Scan the records and identify every line in which the string "title" occurs, then return those lines.
==== Given data ====
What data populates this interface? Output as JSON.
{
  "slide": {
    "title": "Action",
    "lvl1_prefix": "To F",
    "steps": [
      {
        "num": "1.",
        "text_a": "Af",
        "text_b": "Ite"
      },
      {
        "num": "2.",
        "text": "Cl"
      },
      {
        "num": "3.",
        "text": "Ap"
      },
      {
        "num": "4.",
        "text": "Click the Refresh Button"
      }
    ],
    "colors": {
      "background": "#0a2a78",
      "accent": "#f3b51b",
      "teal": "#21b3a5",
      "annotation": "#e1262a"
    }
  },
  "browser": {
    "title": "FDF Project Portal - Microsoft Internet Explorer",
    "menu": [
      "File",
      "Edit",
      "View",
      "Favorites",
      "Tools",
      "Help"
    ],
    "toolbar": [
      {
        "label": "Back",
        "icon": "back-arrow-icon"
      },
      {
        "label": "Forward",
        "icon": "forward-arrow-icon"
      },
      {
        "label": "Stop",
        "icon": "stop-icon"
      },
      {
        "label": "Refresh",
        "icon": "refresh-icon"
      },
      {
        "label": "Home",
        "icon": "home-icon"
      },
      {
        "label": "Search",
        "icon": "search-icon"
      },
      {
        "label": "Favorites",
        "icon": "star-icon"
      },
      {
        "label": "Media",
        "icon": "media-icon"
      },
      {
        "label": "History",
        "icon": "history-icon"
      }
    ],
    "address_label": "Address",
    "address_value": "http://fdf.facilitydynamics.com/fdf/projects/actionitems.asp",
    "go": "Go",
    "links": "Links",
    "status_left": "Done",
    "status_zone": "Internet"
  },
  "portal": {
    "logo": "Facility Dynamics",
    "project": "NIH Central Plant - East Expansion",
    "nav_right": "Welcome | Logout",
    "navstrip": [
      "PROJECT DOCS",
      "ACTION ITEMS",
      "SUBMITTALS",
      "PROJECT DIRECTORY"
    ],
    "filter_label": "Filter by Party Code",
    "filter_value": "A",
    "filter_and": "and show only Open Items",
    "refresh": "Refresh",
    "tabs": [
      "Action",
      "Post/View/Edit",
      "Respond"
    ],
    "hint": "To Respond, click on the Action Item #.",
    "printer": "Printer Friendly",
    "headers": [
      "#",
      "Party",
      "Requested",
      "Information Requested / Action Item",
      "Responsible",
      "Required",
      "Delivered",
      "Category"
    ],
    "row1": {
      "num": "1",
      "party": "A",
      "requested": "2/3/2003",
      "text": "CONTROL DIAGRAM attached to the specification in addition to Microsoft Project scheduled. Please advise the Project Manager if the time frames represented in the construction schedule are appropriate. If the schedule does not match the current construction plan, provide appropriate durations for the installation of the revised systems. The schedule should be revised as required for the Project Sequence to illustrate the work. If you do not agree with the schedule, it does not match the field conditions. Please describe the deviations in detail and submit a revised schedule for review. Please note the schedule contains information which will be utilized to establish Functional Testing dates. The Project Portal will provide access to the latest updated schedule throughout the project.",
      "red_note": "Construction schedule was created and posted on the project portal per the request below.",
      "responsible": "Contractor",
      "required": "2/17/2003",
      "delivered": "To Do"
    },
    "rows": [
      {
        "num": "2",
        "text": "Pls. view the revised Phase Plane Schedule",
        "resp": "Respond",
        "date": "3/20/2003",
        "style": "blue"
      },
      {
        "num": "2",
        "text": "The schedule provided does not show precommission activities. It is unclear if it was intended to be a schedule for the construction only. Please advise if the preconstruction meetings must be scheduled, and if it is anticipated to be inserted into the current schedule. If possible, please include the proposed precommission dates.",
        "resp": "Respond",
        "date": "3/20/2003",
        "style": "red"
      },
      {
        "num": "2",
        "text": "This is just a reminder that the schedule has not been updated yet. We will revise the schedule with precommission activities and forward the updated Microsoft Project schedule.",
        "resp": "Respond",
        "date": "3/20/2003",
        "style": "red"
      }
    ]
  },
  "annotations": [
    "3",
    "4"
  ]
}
====
- Task output -
    "title": "Action",
    "title": "FDF Project Portal - Microsoft Internet Explorer",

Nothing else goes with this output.